§ **Description of the task**
Filter the records below down to lines containing "text".

*** Source records

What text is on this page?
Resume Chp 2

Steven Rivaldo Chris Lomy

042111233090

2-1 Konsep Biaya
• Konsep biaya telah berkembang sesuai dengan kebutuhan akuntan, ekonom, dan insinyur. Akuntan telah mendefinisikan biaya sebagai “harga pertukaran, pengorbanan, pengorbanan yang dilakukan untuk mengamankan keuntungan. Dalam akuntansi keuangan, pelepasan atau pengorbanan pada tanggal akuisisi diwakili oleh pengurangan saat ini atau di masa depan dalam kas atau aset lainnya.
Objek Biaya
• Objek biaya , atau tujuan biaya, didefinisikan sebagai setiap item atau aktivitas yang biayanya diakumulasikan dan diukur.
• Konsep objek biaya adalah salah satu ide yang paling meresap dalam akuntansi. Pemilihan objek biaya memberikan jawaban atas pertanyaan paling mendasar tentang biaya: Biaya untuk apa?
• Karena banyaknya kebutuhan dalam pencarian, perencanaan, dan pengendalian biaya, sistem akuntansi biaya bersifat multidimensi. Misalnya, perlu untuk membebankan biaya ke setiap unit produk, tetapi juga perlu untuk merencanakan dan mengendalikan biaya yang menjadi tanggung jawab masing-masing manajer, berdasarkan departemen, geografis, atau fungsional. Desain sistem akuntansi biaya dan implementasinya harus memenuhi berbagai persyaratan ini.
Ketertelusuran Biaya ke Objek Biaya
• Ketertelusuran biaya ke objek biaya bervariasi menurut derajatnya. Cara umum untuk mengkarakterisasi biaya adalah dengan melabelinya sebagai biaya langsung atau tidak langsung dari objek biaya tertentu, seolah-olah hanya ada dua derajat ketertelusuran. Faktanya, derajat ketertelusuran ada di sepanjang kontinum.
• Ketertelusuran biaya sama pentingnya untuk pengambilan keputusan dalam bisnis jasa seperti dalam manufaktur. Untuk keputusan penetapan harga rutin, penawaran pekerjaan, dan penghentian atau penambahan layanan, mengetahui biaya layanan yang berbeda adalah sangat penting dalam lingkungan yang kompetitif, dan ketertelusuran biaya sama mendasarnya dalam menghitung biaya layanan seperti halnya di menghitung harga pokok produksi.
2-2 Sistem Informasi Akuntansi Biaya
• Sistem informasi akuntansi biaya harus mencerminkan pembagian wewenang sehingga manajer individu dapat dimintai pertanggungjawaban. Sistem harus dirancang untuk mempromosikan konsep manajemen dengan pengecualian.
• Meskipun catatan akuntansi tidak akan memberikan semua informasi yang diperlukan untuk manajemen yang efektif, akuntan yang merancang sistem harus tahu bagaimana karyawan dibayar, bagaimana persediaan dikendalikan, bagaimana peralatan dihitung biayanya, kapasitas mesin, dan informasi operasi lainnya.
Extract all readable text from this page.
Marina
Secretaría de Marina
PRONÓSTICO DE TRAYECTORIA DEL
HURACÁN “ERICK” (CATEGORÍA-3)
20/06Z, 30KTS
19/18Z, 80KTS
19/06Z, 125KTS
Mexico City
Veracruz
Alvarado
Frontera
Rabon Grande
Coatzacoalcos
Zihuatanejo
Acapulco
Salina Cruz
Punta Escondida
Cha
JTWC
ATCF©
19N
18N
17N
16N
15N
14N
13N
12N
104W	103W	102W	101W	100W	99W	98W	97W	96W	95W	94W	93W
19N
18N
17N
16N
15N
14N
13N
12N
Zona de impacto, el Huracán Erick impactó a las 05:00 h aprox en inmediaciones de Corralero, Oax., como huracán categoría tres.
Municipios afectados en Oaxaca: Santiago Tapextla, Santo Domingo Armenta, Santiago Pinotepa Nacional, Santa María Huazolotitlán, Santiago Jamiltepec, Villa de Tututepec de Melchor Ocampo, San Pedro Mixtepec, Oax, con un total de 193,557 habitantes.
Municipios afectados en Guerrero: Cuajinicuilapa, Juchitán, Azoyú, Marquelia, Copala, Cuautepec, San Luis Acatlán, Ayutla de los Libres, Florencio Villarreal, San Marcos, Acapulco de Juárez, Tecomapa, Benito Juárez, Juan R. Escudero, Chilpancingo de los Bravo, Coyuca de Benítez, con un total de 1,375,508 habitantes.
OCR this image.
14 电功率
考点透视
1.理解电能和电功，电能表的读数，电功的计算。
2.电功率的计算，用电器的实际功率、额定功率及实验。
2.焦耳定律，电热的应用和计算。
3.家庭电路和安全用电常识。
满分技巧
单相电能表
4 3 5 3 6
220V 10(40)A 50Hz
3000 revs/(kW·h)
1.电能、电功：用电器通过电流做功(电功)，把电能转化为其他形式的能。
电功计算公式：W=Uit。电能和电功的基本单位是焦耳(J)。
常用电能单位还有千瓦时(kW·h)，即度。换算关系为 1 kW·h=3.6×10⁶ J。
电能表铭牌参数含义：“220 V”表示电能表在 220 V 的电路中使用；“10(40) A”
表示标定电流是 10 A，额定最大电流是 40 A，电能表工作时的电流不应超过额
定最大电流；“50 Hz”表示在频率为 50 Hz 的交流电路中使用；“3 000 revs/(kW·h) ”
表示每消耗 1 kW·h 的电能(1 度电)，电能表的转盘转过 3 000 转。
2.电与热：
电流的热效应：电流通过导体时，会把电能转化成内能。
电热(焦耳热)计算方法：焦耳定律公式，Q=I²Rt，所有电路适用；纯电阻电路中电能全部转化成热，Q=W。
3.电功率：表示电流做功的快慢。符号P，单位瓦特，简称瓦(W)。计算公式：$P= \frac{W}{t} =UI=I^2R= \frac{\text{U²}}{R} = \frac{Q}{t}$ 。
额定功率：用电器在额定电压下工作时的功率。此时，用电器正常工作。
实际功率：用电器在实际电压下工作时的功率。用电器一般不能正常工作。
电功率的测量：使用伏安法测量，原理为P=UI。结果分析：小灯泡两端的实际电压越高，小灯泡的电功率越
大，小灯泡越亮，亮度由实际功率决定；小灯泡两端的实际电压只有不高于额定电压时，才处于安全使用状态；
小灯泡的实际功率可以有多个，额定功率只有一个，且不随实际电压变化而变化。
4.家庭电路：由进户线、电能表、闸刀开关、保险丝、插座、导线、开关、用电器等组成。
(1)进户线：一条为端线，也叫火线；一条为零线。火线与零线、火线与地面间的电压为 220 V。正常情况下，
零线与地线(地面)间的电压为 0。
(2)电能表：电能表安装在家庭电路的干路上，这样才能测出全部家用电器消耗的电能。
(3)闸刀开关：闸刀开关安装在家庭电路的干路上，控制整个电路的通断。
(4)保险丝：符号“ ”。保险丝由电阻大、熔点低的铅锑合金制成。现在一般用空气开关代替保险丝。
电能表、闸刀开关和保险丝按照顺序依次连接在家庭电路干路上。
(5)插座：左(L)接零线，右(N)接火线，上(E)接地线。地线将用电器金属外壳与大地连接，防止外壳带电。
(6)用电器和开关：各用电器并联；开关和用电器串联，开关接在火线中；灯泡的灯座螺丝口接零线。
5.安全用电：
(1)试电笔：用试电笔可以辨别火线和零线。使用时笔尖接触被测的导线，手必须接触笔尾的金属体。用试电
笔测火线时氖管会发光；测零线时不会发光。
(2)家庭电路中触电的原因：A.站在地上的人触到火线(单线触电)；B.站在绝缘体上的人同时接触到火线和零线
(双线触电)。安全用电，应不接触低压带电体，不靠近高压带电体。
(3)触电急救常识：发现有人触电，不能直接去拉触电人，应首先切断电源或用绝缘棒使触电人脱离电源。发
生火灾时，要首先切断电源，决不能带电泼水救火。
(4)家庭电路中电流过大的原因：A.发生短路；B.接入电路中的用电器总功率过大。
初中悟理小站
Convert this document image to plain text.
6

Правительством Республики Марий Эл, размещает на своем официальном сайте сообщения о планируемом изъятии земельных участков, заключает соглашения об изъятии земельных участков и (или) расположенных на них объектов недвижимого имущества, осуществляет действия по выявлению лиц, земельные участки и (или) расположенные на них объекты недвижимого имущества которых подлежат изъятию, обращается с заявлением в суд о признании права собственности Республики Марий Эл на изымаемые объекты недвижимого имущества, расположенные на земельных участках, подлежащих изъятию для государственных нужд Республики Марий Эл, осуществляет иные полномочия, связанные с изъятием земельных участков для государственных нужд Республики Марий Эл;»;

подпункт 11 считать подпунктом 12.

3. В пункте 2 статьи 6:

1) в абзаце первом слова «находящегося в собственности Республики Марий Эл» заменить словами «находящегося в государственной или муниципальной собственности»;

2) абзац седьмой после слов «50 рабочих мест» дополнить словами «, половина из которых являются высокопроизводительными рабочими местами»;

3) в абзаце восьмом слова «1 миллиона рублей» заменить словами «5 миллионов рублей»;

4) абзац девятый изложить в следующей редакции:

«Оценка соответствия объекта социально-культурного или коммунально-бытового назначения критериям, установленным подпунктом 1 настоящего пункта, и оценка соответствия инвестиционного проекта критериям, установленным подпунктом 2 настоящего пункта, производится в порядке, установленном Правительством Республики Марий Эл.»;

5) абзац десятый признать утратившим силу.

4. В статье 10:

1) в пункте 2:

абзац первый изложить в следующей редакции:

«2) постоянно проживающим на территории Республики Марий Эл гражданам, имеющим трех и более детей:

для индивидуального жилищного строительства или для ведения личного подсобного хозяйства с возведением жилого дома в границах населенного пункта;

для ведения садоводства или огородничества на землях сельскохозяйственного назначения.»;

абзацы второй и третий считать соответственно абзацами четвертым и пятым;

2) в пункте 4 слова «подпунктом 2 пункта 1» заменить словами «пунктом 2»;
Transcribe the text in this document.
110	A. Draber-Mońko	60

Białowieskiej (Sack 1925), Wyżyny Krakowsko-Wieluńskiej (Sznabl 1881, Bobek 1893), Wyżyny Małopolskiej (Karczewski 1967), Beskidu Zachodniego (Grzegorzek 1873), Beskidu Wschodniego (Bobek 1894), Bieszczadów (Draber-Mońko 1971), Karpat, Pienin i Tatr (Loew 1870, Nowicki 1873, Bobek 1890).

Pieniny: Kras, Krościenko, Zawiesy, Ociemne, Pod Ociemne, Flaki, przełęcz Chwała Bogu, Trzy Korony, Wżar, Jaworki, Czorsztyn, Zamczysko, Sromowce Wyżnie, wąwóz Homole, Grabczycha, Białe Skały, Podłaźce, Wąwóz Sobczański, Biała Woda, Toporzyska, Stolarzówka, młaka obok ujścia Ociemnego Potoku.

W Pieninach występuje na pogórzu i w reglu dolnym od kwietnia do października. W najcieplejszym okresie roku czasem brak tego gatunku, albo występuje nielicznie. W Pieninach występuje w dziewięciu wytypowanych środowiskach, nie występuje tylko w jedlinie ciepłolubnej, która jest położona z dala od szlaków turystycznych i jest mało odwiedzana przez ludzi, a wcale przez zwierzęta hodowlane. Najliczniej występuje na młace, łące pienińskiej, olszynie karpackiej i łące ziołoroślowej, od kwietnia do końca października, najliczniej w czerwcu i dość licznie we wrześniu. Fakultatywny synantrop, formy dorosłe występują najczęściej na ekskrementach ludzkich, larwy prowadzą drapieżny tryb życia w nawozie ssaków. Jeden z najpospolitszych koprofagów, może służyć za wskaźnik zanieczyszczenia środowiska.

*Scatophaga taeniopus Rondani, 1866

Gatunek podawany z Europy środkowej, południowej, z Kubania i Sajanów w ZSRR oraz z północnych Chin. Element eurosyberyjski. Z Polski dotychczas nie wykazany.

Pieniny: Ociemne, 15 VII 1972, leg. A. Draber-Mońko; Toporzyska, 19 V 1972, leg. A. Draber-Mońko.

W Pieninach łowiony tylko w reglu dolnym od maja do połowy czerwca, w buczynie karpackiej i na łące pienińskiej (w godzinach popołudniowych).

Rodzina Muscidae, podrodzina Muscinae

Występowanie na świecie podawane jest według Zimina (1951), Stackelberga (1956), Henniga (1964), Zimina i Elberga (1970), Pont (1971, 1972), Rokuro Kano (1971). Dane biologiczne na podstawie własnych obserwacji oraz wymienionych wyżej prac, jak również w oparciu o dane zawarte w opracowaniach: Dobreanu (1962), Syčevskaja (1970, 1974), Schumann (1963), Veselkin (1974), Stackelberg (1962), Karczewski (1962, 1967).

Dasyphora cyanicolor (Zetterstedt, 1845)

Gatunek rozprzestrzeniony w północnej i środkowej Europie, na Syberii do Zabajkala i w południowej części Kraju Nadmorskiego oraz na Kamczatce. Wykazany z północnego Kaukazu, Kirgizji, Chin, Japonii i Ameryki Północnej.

******

§ **Task answer**
What text is on this page?
Extract all readable text from this page.
3.电功率：表示电流做功的快慢。符号P，单位瓦特，简称瓦(W)。计算公式：$P= \frac{W}{t} =UI=I^2R= \frac{\text{U²}}{R} = \frac{Q}{t}$ 。
Convert this document image to plain text.
Transcribe the text in this document.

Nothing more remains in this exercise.